▼

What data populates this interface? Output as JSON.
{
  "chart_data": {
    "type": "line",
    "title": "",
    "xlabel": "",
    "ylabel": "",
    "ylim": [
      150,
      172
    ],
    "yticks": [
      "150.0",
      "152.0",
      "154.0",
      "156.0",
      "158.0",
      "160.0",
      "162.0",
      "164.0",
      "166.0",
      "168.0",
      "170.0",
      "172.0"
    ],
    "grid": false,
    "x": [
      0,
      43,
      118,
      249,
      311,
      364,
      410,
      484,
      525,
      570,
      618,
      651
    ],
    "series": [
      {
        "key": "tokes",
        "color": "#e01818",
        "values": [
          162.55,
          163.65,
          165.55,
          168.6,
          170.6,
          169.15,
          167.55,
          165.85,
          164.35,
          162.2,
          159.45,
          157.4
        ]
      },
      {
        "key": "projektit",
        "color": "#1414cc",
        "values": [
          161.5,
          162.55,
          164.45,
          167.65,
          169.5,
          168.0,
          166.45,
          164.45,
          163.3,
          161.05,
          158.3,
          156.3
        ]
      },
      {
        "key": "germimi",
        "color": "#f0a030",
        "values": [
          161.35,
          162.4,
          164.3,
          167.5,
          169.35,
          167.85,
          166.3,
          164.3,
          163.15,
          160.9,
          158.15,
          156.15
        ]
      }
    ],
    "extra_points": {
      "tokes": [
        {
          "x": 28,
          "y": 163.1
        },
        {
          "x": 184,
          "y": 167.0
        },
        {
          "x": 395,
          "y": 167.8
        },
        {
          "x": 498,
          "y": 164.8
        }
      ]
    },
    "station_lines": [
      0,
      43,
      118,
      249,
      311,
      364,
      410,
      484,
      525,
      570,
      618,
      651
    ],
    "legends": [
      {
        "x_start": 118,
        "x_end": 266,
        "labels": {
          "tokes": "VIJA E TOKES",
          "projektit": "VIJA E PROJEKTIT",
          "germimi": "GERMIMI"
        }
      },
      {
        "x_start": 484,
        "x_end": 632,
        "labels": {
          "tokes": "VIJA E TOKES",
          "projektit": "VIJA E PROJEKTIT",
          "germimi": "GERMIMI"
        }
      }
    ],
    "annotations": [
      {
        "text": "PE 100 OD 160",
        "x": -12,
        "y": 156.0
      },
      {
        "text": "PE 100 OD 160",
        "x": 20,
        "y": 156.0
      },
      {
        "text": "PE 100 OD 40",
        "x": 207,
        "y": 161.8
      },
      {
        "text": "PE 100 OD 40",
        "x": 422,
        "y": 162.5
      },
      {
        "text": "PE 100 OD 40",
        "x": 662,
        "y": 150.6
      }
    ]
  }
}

▲

The problem. Each line above must be reproduced exactly as it stands.

Worked answer.
What data populates this interface? Output as JSON.
{
  "chart_data": {
    "type": "line",
    "title": "",
    "xlabel": "",
    "ylabel": "",
    "ylim": [
      150,
      172
    ],
    "yticks": [
      "150.0",
      "152.0",
      "154.0",
      "156.0",
      "158.0",
      "160.0",
      "162.0",
      "164.0",
      "166.0",
      "168.0",
      "170.0",
      "172.0"
    ],
    "grid": false,
    "x": [
      0,
      43,
      118,
      249,
      311,
      364,
      410,
      484,
      525,
      570,
      618,
      651
    ],
    "series": [
      {
        "key": "tokes",
        "color": "#e01818",
        "values": [
          162.55,
          163.65,
          165.55,
          168.6,
          170.6,
          169.15,
          167.55,
          165.85,
          164.35,
          162.2,
          159.45,
          157.4
        ]
      },
      {
        "key": "projektit",
        "color": "#1414cc",
        "values": [
          161.5,
          162.55,
          164.45,
          167.65,
          169.5,
          168.0,
          166.45,
          164.45,
          163.3,
          161.05,
          158.3,
          156.3
        ]
      },
      {
        "key": "germimi",
        "color": "#f0a030",
        "values": [
          161.35,
          162.4,
          164.3,
          167.5,
          169.35,
          167.85,
          166.3,
          164.3,
          163.15,
          160.9,
          158.15,
          156.15
        ]
      }
    ],
    "extra_points": {
      "tokes": [
        {
          "x": 28,
          "y": 163.1
        },
        {
          "x": 184,
          "y": 167.0
        },
        {
          "x": 395,
          "y": 167.8
        },
        {
          "x": 498,
          "y": 164.8
        }
      ]
    },
    "station_lines": [
      0,
      43,
      118,
      249,
      311,
      364,
      410,
      484,
      525,
      570,
      618,
      651
    ],
    "legends": [
      {
        "x_start": 118,
        "x_end": 266,
        "labels": {
          "tokes": "VIJA E TOKES",
          "projektit": "VIJA E PROJEKTIT",
          "germimi": "GERMIMI"
        }
      },
      {
        "x_start": 484,
        "x_end": 632,
        "labels": {
          "tokes": "VIJA E TOKES",
          "projektit": "VIJA E PROJEKTIT",
          "germimi": "GERMIMI"
        }
      }
    ],
    "annotations": [
      {
        "text": "PE 100 OD 160",
        "x": -12,
        "y": 156.0
      },
      {
        "text": "PE 100 OD 160",
        "x": 20,
        "y": 156.0
      },
      {
        "text": "PE 100 OD 40",
        "x": 207,
        "y": 161.8
      },
      {
        "text": "PE 100 OD 40",
        "x": 422,
        "y": 162.5
      },
      {
        "text": "PE 100 OD 40",
        "x": 662,
        "y": 150.6
      }
    ]
  }
}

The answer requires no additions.